### Records provided ###

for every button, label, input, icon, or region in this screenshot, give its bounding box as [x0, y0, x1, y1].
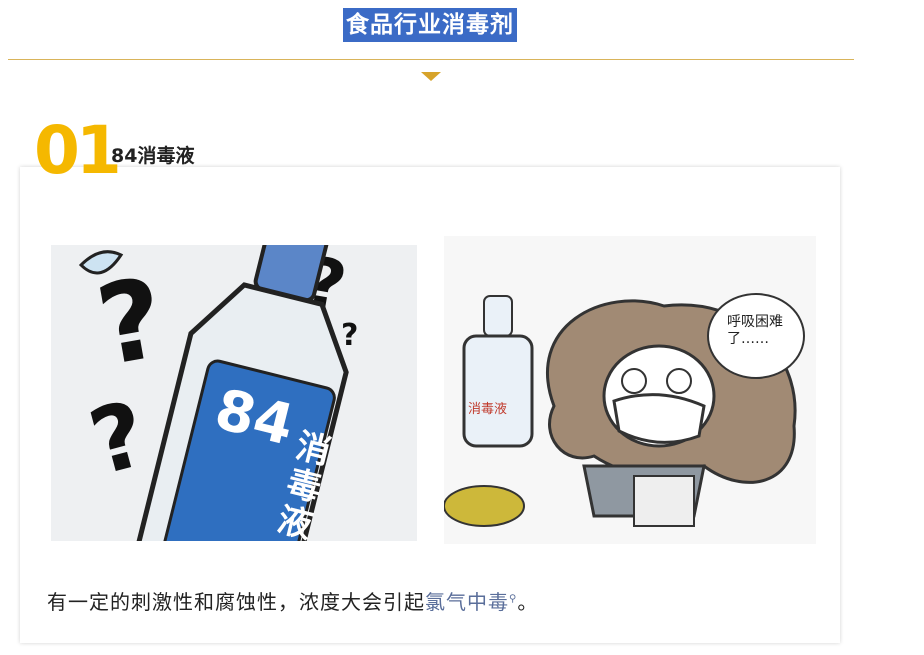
- cartoon-illustration-svg: [444, 236, 816, 544]
- down-arrow-icon: [421, 72, 441, 81]
- caption: 有一定的刺激性和腐蚀性，浓度大会引起氯气中毒⚲。: [47, 586, 538, 615]
- bottle-illustration: ? ? ? ? ? 84 消毒液: [51, 245, 417, 541]
- caption-end: 。: [517, 590, 539, 614]
- bottle-illustration-svg: ? ? ? ? ? 84: [51, 245, 417, 541]
- svg-text:?: ?: [341, 318, 358, 353]
- title-divider: [8, 59, 854, 60]
- chlorine-poisoning-link[interactable]: 氯气中毒: [425, 590, 509, 614]
- section-title: 84消毒液: [111, 145, 195, 167]
- small-bottle-label: 消毒液: [468, 402, 508, 417]
- section-number: 01: [34, 112, 122, 189]
- page-title: 食品行业消毒剂: [343, 8, 517, 42]
- page-title-wrap: 食品行业消毒剂: [0, 8, 860, 42]
- caption-text: 有一定的刺激性和腐蚀性，浓度大会引起: [47, 590, 425, 614]
- cartoon-illustration: 消毒液 呼吸困难了……: [444, 236, 816, 544]
- speech-bubble-text: 呼吸困难了……: [727, 314, 783, 347]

###

* Task details:
Return, unchanged, the lines of the item above that begin with the line containing "- cartoon-illustration-svg: [444, 236, 816, 544]" and end with the line containing "- svg-text:?: ?: [341, 318, 358, 353]", both included.

* Response to the task:
- cartoon-illustration-svg: [444, 236, 816, 544]
- down-arrow-icon: [421, 72, 441, 81]
- caption: 有一定的刺激性和腐蚀性，浓度大会引起氯气中毒⚲。: [47, 586, 538, 615]
- bottle-illustration: ? ? ? ? ? 84 消毒液: [51, 245, 417, 541]
- caption-end: 。: [517, 590, 539, 614]
- bottle-illustration-svg: ? ? ? ? ? 84: [51, 245, 417, 541]
- svg-text:?: ?: [341, 318, 358, 353]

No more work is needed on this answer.